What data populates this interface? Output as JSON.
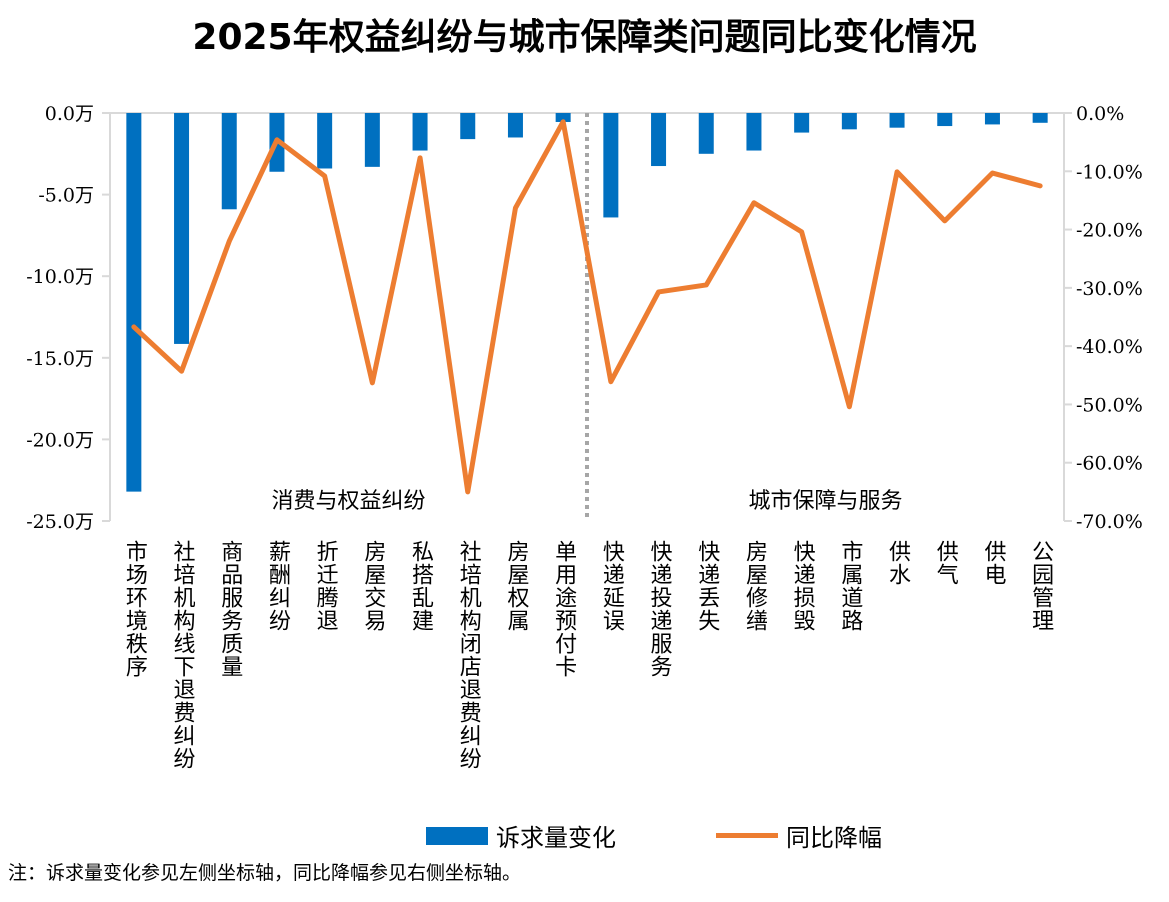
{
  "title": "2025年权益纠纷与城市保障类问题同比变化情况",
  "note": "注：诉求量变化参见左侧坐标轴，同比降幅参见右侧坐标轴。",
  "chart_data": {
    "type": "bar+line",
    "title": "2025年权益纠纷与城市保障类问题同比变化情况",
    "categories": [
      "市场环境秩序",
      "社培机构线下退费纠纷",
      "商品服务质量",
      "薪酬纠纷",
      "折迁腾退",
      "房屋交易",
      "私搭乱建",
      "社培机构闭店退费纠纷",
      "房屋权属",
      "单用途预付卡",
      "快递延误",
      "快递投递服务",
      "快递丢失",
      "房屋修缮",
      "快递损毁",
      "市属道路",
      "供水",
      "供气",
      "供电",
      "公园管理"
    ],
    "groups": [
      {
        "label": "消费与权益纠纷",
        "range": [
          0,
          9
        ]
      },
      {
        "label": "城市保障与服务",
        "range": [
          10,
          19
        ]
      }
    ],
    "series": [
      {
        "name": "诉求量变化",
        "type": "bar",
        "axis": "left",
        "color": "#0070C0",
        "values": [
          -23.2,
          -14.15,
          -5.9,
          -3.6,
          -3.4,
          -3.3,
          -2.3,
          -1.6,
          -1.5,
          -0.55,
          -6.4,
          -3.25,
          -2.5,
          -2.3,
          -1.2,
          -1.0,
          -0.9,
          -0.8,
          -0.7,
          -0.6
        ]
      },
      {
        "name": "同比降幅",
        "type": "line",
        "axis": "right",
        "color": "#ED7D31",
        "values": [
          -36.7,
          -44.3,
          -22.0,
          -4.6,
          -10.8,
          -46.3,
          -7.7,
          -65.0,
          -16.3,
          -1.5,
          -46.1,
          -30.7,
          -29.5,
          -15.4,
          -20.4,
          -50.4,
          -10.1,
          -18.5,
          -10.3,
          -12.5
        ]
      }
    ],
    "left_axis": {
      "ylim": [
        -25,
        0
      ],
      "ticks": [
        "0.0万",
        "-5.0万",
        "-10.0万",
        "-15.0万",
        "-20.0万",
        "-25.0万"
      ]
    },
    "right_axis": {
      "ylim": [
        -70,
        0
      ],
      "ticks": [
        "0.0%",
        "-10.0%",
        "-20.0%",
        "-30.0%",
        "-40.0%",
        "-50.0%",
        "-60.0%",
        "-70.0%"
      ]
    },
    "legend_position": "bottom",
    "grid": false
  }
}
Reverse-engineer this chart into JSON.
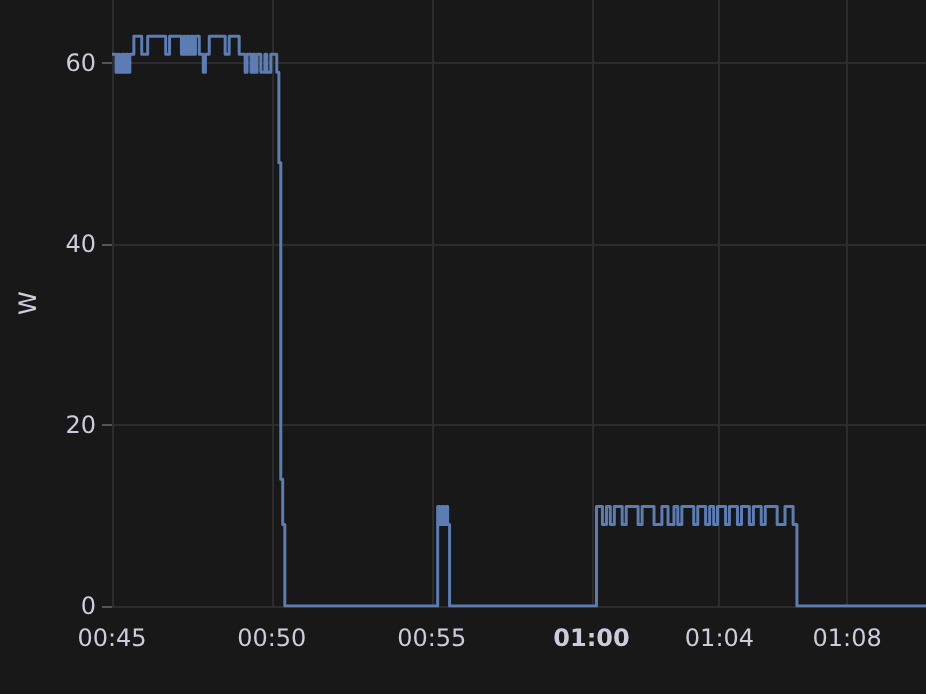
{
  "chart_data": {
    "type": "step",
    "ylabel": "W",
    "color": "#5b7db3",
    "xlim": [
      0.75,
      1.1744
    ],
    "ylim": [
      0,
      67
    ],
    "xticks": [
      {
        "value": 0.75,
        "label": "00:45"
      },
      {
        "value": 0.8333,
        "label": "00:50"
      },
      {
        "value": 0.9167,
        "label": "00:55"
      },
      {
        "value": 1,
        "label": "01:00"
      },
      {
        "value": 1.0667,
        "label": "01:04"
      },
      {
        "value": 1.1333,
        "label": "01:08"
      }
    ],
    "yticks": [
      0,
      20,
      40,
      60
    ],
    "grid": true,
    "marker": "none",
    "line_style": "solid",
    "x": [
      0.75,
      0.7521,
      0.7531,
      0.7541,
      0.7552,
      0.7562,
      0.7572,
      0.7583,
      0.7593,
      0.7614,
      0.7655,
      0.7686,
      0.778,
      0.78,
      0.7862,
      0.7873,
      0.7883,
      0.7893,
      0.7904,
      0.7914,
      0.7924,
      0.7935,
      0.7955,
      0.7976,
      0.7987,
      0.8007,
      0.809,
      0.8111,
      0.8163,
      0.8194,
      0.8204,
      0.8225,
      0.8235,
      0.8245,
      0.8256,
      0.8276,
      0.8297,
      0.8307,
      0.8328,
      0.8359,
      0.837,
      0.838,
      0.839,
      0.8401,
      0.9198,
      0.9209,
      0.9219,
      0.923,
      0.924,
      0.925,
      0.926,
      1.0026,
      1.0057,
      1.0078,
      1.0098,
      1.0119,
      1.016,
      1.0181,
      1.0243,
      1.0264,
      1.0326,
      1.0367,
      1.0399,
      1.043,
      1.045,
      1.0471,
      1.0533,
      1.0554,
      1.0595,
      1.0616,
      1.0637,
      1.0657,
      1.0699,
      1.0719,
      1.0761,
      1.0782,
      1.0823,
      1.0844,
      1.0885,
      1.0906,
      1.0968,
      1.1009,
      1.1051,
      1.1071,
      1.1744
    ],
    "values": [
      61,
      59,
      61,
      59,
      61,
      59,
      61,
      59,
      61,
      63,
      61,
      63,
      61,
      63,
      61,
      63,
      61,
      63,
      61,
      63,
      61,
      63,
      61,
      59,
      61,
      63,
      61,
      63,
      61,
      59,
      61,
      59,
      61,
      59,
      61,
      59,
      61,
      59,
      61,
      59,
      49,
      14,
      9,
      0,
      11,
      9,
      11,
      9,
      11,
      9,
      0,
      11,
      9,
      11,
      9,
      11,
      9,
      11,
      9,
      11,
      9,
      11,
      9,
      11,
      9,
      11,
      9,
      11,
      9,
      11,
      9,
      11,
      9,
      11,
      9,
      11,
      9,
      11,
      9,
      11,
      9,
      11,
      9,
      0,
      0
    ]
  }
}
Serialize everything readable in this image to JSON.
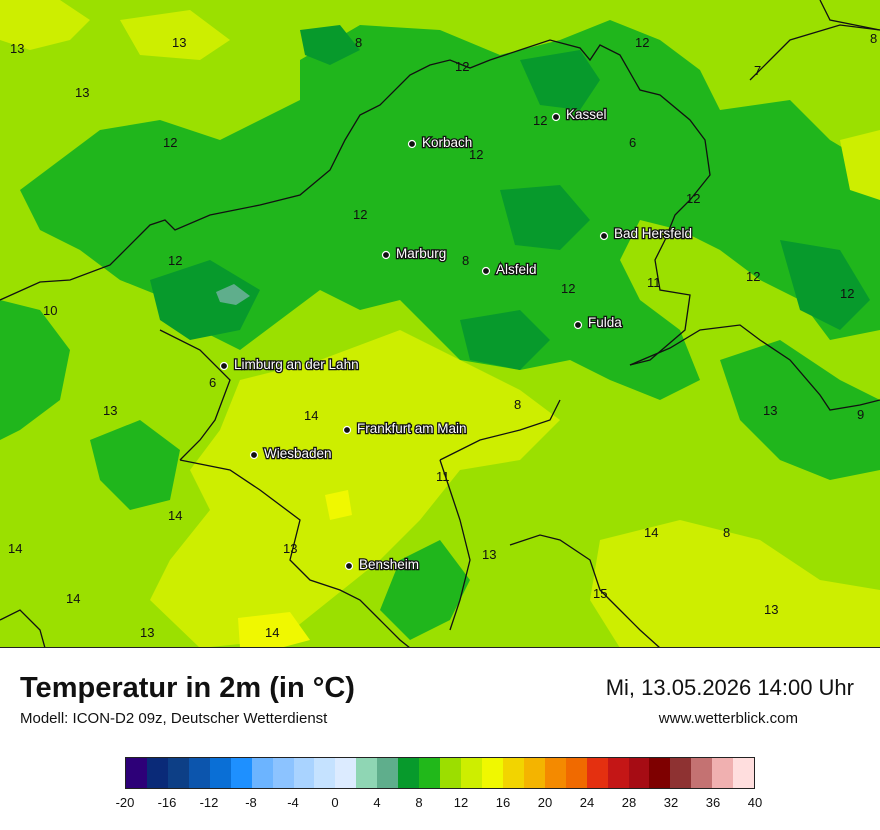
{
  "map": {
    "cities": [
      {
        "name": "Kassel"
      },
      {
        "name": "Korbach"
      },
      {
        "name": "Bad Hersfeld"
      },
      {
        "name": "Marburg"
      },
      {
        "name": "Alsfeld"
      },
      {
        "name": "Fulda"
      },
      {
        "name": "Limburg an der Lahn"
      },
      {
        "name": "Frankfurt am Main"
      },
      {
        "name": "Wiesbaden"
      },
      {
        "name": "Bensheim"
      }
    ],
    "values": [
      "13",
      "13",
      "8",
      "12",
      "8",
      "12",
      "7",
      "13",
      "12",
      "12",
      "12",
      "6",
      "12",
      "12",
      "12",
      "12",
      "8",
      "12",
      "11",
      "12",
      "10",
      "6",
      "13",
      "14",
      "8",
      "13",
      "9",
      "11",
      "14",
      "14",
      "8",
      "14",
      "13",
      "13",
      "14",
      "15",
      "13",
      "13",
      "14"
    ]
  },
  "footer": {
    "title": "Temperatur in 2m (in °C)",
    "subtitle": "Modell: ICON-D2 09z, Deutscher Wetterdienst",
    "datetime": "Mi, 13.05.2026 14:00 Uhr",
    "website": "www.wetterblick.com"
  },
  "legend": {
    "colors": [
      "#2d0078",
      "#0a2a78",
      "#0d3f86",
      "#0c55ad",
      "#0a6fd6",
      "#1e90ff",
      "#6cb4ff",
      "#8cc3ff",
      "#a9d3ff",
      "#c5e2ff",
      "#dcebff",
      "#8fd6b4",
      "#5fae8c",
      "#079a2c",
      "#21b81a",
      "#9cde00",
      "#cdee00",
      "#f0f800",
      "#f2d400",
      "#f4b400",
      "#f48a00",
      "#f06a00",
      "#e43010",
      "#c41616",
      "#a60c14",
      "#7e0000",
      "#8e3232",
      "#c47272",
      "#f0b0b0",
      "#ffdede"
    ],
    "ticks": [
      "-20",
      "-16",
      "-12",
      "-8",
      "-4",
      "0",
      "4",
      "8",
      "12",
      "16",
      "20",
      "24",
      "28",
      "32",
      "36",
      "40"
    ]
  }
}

_AIM OF THE EXERCISE_: Transcribe each entry above exactly, apart from the pictures.

_COMPLETE ANSWER_:
What data populates this interface? Output as JSON.
{
  "title": "2025年权益纠纷与城市保障类问题同比变化情况",
  "note": "注：诉求量变化参见左侧坐标轴，同比降幅参见右侧坐标轴。",
  "chart_data": {
    "type": "bar+line",
    "title": "2025年权益纠纷与城市保障类问题同比变化情况",
    "categories": [
      "市场环境秩序",
      "社培机构线下退费纠纷",
      "商品服务质量",
      "薪酬纠纷",
      "折迁腾退",
      "房屋交易",
      "私搭乱建",
      "社培机构闭店退费纠纷",
      "房屋权属",
      "单用途预付卡",
      "快递延误",
      "快递投递服务",
      "快递丢失",
      "房屋修缮",
      "快递损毁",
      "市属道路",
      "供水",
      "供气",
      "供电",
      "公园管理"
    ],
    "groups": [
      {
        "label": "消费与权益纠纷",
        "range": [
          0,
          9
        ]
      },
      {
        "label": "城市保障与服务",
        "range": [
          10,
          19
        ]
      }
    ],
    "series": [
      {
        "name": "诉求量变化",
        "type": "bar",
        "axis": "left",
        "color": "#0070C0",
        "values": [
          -23.2,
          -14.15,
          -5.9,
          -3.6,
          -3.4,
          -3.3,
          -2.3,
          -1.6,
          -1.5,
          -0.55,
          -6.4,
          -3.25,
          -2.5,
          -2.3,
          -1.2,
          -1.0,
          -0.9,
          -0.8,
          -0.7,
          -0.6
        ]
      },
      {
        "name": "同比降幅",
        "type": "line",
        "axis": "right",
        "color": "#ED7D31",
        "values": [
          -36.7,
          -44.3,
          -22.0,
          -4.6,
          -10.8,
          -46.3,
          -7.7,
          -65.0,
          -16.3,
          -1.5,
          -46.1,
          -30.7,
          -29.5,
          -15.4,
          -20.4,
          -50.4,
          -10.1,
          -18.5,
          -10.3,
          -12.5
        ]
      }
    ],
    "left_axis": {
      "ylim": [
        -25,
        0
      ],
      "ticks": [
        "0.0万",
        "-5.0万",
        "-10.0万",
        "-15.0万",
        "-20.0万",
        "-25.0万"
      ]
    },
    "right_axis": {
      "ylim": [
        -70,
        0
      ],
      "ticks": [
        "0.0%",
        "-10.0%",
        "-20.0%",
        "-30.0%",
        "-40.0%",
        "-50.0%",
        "-60.0%",
        "-70.0%"
      ]
    },
    "legend_position": "bottom",
    "grid": false
  }
}
Reverse-engineer this chart into JSON.
{
  "chart_data": {
    "type": "step",
    "ylabel": "W",
    "color": "#5b7db3",
    "xlim": [
      0.75,
      1.1744
    ],
    "ylim": [
      0,
      67
    ],
    "xticks": [
      {
        "value": 0.75,
        "label": "00:45"
      },
      {
        "value": 0.8333,
        "label": "00:50"
      },
      {
        "value": 0.9167,
        "label": "00:55"
      },
      {
        "value": 1,
        "label": "01:00"
      },
      {
        "value": 1.0667,
        "label": "01:04"
      },
      {
        "value": 1.1333,
        "label": "01:08"
      }
    ],
    "yticks": [
      0,
      20,
      40,
      60
    ],
    "grid": true,
    "marker": "none",
    "line_style": "solid",
    "x": [
      0.75,
      0.7521,
      0.7531,
      0.7541,
      0.7552,
      0.7562,
      0.7572,
      0.7583,
      0.7593,
      0.7614,
      0.7655,
      0.7686,
      0.778,
      0.78,
      0.7862,
      0.7873,
      0.7883,
      0.7893,
      0.7904,
      0.7914,
      0.7924,
      0.7935,
      0.7955,
      0.7976,
      0.7987,
      0.8007,
      0.809,
      0.8111,
      0.8163,
      0.8194,
      0.8204,
      0.8225,
      0.8235,
      0.8245,
      0.8256,
      0.8276,
      0.8297,
      0.8307,
      0.8328,
      0.8359,
      0.837,
      0.838,
      0.839,
      0.8401,
      0.9198,
      0.9209,
      0.9219,
      0.923,
      0.924,
      0.925,
      0.926,
      1.0026,
      1.0057,
      1.0078,
      1.0098,
      1.0119,
      1.016,
      1.0181,
      1.0243,
      1.0264,
      1.0326,
      1.0367,
      1.0399,
      1.043,
      1.045,
      1.0471,
      1.0533,
      1.0554,
      1.0595,
      1.0616,
      1.0637,
      1.0657,
      1.0699,
      1.0719,
      1.0761,
      1.0782,
      1.0823,
      1.0844,
      1.0885,
      1.0906,
      1.0968,
      1.1009,
      1.1051,
      1.1071,
      1.1744
    ],
    "values": [
      61,
      59,
      61,
      59,
      61,
      59,
      61,
      59,
      61,
      63,
      61,
      63,
      61,
      63,
      61,
      63,
      61,
      63,
      61,
      63,
      61,
      63,
      61,
      59,
      61,
      63,
      61,
      63,
      61,
      59,
      61,
      59,
      61,
      59,
      61,
      59,
      61,
      59,
      61,
      59,
      49,
      14,
      9,
      0,
      11,
      9,
      11,
      9,
      11,
      9,
      0,
      11,
      9,
      11,
      9,
      11,
      9,
      11,
      9,
      11,
      9,
      11,
      9,
      11,
      9,
      11,
      9,
      11,
      9,
      11,
      9,
      11,
      9,
      11,
      9,
      11,
      9,
      11,
      9,
      11,
      9,
      11,
      9,
      0,
      0
    ]
  }
}
Serialize everything readable in this image to JSON.
{
  "map": {
    "cities": [
      {
        "name": "Kassel"
      },
      {
        "name": "Korbach"
      },
      {
        "name": "Bad Hersfeld"
      },
      {
        "name": "Marburg"
      },
      {
        "name": "Alsfeld"
      },
      {
        "name": "Fulda"
      },
      {
        "name": "Limburg an der Lahn"
      },
      {
        "name": "Frankfurt am Main"
      },
      {
        "name": "Wiesbaden"
      },
      {
        "name": "Bensheim"
      }
    ],
    "values": [
      "13",
      "13",
      "8",
      "12",
      "8",
      "12",
      "7",
      "13",
      "12",
      "12",
      "12",
      "6",
      "12",
      "12",
      "12",
      "12",
      "8",
      "12",
      "11",
      "12",
      "10",
      "6",
      "13",
      "14",
      "8",
      "13",
      "9",
      "11",
      "14",
      "14",
      "8",
      "14",
      "13",
      "13",
      "14",
      "15",
      "13",
      "13",
      "14"
    ]
  },
  "footer": {
    "title": "Temperatur in 2m (in °C)",
    "subtitle": "Modell: ICON-D2 09z, Deutscher Wetterdienst",
    "datetime": "Mi, 13.05.2026 14:00 Uhr",
    "website": "www.wetterblick.com"
  },
  "legend": {
    "colors": [
      "#2d0078",
      "#0a2a78",
      "#0d3f86",
      "#0c55ad",
      "#0a6fd6",
      "#1e90ff",
      "#6cb4ff",
      "#8cc3ff",
      "#a9d3ff",
      "#c5e2ff",
      "#dcebff",
      "#8fd6b4",
      "#5fae8c",
      "#079a2c",
      "#21b81a",
      "#9cde00",
      "#cdee00",
      "#f0f800",
      "#f2d400",
      "#f4b400",
      "#f48a00",
      "#f06a00",
      "#e43010",
      "#c41616",
      "#a60c14",
      "#7e0000",
      "#8e3232",
      "#c47272",
      "#f0b0b0",
      "#ffdede"
    ],
    "ticks": [
      "-20",
      "-16",
      "-12",
      "-8",
      "-4",
      "0",
      "4",
      "8",
      "12",
      "16",
      "20",
      "24",
      "28",
      "32",
      "36",
      "40"
    ]
  }
}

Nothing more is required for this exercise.